Search the records for the word "whether" and pick out every line that has it.

===== INFORMATION =====

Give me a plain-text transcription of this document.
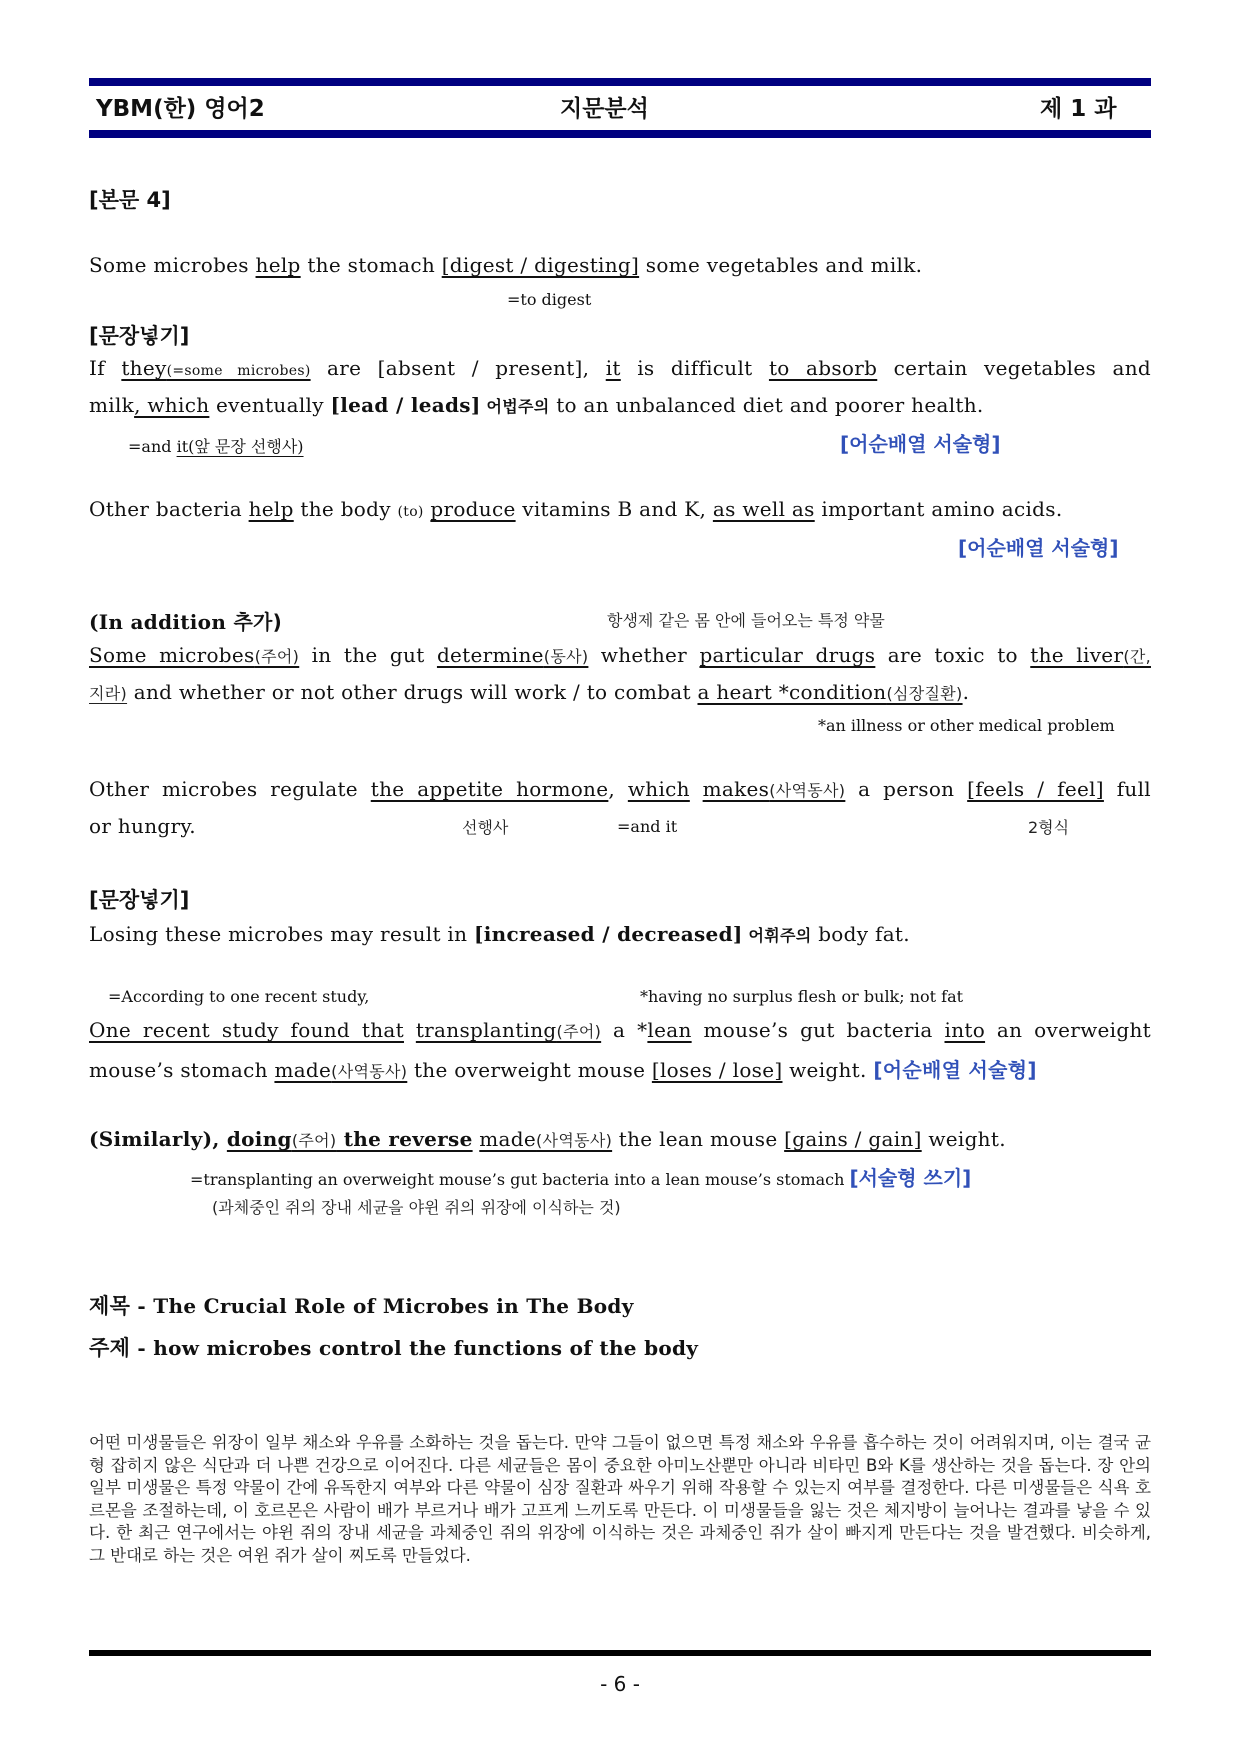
YBM(한) 영어2	지문분석	제 1 과
[본문 4]
Some microbes help the stomach [digest / digesting] some vegetables and milk.
=to digest
[문장넣기]
If they(=some microbes) are [absent / present], it is difficult to absorb certain vegetables and
milk, which eventually [lead / leads] 어법주의 to an unbalanced diet and poorer health.
=and it(앞 문장 선행사)	[어순배열 서술형]
Other bacteria help the body (to) produce vitamins B and K, as well as important amino acids.
[어순배열 서술형]
(In addition 추가)	항생제 같은 몸 안에 들어오는 특정 약물
Some microbes(주어) in the gut determine(동사) whether particular drugs are toxic to the liver(간,
지라) and whether or not other drugs will work / to combat a heart *condition(심장질환).
*an illness or other medical problem
Other microbes regulate the appetite hormone, which makes(사역동사) a person [feels / feel] full
or hungry.	선행사	=and it	2형식
[문장넣기]
Losing these microbes may result in [increased / decreased] 어휘주의 body fat.
=According to one recent study,	*having no surplus flesh or bulk; not fat
One recent study found that transplanting(주어) a *lean mouse’s gut bacteria into an overweight
mouse’s stomach made(사역동사) the overweight mouse [loses / lose] weight. [어순배열 서술형]
(Similarly), doing(주어) the reverse made(사역동사) the lean mouse [gains / gain] weight.
=transplanting an overweight mouse’s gut bacteria into a lean mouse’s stomach [서술형 쓰기]
(과체중인 쥐의 장내 세균을 야윈 쥐의 위장에 이식하는 것)
제목 - The Crucial Role of Microbes in The Body
주제 - how microbes control the functions of the body
어떤 미생물들은 위장이 일부 채소와 우유를 소화하는 것을 돕는다. 만약 그들이 없으면 특정 채소와 우유를 흡수하는 것이 어려워지며, 이는 결국 균형 잡히지 않은 식단과 더 나쁜 건강으로 이어진다. 다른 세균들은 몸이 중요한 아미노산뿐만 아니라 비타민 B와 K를 생산하는 것을 돕는다. 장 안의 일부 미생물은 특정 약물이 간에 유독한지 여부와 다른 약물이 심장 질환과 싸우기 위해 작용할 수 있는지 여부를 결정한다. 다른 미생물들은 식욕 호르몬을 조절하는데, 이 호르몬은 사람이 배가 부르거나 배가 고프게 느끼도록 만든다. 이 미생물들을 잃는 것은 체지방이 늘어나는 결과를 낳을 수 있다. 한 최근 연구에서는 야윈 쥐의 장내 세균을 과체중인 쥐의 위장에 이식하는 것은 과체중인 쥐가 살이 빠지게 만든다는 것을 발견했다. 비슷하게, 그 반대로 하는 것은 여윈 쥐가 살이 찌도록 만들었다.
- 6 -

=====

#### ANSWER TO THIS EXERCISE:
Some microbes(주어) in the gut determine(동사) whether particular drugs are toxic to the liver(간,
지라) and whether or not other drugs will work / to combat a heart *condition(심장질환).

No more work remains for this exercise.